YOUR TASK:
In the records below, find each line containing the word "crossed" and copy it.

GIVEN ENTRIES:
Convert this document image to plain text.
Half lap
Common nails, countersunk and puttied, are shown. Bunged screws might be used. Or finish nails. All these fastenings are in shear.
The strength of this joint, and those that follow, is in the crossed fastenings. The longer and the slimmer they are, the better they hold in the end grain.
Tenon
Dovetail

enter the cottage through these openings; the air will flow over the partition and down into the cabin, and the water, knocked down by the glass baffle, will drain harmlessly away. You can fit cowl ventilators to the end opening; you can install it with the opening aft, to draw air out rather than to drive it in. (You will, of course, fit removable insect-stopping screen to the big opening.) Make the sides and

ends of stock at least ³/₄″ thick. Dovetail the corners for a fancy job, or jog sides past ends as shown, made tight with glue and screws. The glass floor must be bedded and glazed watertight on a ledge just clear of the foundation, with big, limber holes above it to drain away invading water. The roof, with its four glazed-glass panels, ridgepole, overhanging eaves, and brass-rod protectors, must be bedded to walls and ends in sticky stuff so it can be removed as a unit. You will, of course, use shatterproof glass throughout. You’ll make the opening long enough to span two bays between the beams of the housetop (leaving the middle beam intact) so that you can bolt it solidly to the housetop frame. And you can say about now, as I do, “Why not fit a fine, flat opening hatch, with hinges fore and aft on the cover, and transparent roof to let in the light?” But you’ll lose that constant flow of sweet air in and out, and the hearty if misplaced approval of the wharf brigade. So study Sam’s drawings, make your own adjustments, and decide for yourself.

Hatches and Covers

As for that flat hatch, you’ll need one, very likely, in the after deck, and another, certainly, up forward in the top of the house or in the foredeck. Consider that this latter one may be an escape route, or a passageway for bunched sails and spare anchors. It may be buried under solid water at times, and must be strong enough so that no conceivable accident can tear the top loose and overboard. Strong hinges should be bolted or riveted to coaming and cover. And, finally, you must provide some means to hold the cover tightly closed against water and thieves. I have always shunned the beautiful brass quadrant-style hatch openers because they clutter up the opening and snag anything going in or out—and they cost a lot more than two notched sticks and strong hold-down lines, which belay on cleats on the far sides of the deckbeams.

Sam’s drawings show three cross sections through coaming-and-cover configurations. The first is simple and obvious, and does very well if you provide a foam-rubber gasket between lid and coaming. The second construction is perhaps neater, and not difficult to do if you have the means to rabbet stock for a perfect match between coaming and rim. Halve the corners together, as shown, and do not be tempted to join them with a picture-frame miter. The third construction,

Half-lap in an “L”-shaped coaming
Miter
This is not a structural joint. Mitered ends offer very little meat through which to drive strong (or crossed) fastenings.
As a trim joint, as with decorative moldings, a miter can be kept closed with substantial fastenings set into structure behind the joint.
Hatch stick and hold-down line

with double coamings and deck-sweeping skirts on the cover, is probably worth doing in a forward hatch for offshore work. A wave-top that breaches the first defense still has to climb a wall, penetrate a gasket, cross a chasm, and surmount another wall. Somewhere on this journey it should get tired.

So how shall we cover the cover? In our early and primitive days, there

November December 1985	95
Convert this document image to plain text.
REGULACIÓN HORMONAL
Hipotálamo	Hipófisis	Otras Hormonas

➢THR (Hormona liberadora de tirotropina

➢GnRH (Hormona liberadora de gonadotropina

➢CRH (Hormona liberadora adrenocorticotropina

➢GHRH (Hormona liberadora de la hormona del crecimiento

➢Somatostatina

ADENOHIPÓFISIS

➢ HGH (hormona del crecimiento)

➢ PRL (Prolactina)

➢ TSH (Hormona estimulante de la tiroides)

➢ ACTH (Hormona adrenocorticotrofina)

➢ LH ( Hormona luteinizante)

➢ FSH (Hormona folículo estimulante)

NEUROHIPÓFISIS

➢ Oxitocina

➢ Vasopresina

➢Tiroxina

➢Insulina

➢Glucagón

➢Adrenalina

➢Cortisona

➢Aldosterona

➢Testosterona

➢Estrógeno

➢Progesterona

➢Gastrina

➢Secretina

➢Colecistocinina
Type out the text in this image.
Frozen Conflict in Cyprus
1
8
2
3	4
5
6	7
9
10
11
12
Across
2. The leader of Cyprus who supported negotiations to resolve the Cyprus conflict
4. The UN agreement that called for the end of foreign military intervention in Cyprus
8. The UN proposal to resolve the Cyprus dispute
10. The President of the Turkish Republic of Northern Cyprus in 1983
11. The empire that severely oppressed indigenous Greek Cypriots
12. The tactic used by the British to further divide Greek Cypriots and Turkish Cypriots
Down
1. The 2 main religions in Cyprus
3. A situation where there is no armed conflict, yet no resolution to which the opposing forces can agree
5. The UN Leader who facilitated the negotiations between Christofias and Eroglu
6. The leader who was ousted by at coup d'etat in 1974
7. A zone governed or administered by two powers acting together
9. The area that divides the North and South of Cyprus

EXPECTED ANSWER:
The strength of this joint, and those that follow, is in the crossed fastenings. The longer and the slimmer they are, the better they hold in the end grain.
This is not a structural joint. Mitered ends offer very little meat through which to drive strong (or crossed) fastenings.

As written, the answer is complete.